Work required :: From the listing below, copy every line with the word "dans".

%%

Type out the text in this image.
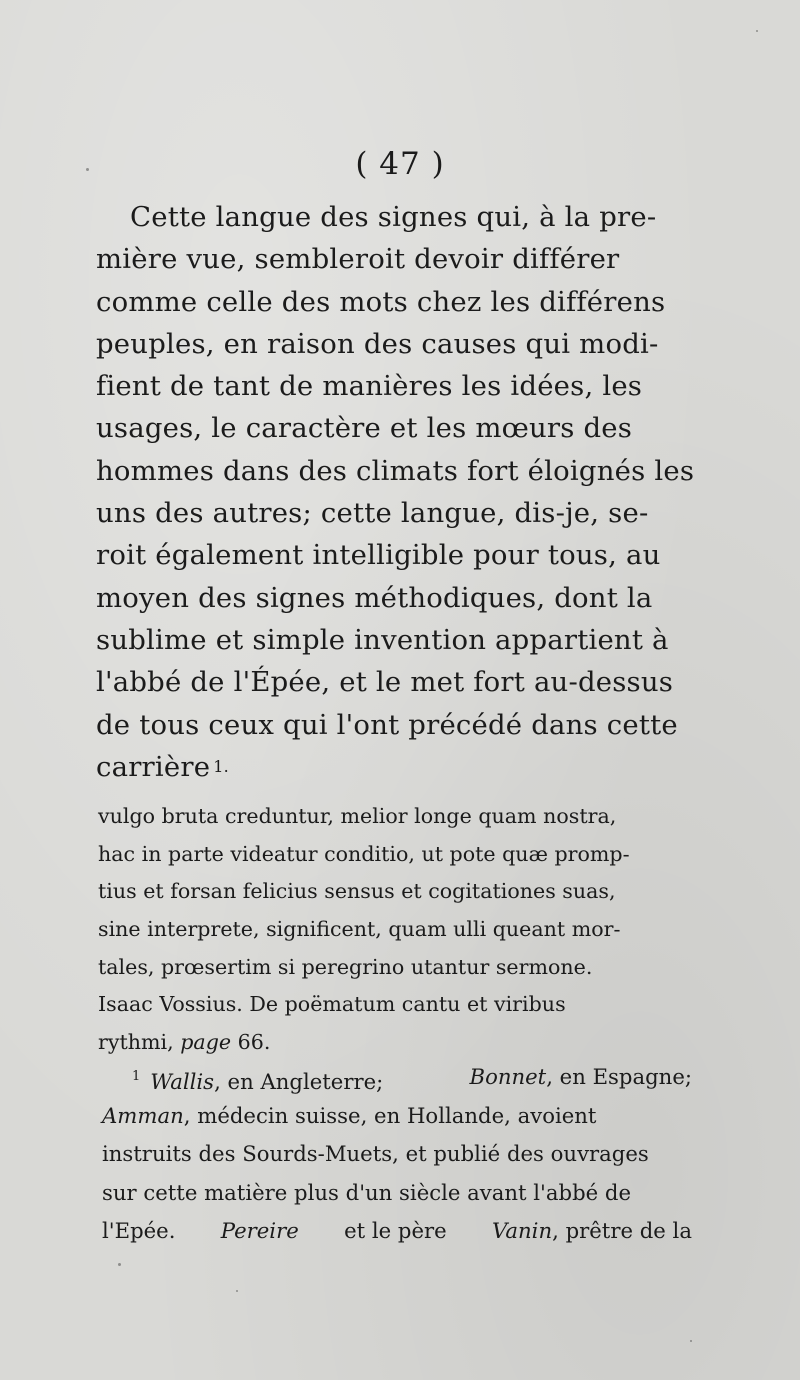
( 47 )
Cette langue des signes qui, à la pre-
mière vue, sembleroit devoir différer
comme celle des mots chez les différens
peuples, en raison des causes qui modi-
fient de tant de manières les idées, les
usages, le caractère et les mœurs des
hommes dans des climats fort éloignés les
uns des autres; cette langue, dis-je, se-
roit également intelligible pour tous, au
moyen des signes méthodiques, dont la
sublime et simple invention appartient à
l'abbé de l'Épée, et le met fort au-dessus
de tous ceux qui l'ont précédé dans cette
carrière 1.
vulgo bruta creduntur, melior longe quam nostra,
hac in parte videatur conditio, ut pote quæ promp-
tius et forsan felicius sensus et cogitationes suas,
sine interprete, significent, quam ulli queant mor-
tales, prœsertim si peregrino utantur sermone.
Isaac Vossius. De poëmatum cantu et viribus
rythmi,
page
66.
$^1$ Wallis, en Angleterre;	Bonnet, en Espagne;
Amman, médecin suisse, en Hollande, avoient
instruits des Sourds-Muets, et publié des ouvrages
sur cette matière plus d'un siècle avant l'abbé de
l'Epée. Pereire et le père Vanin, prêtre de la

%%

Exercise output ::
hommes dans des climats fort éloignés les
de tous ceux qui l'ont précédé dans cette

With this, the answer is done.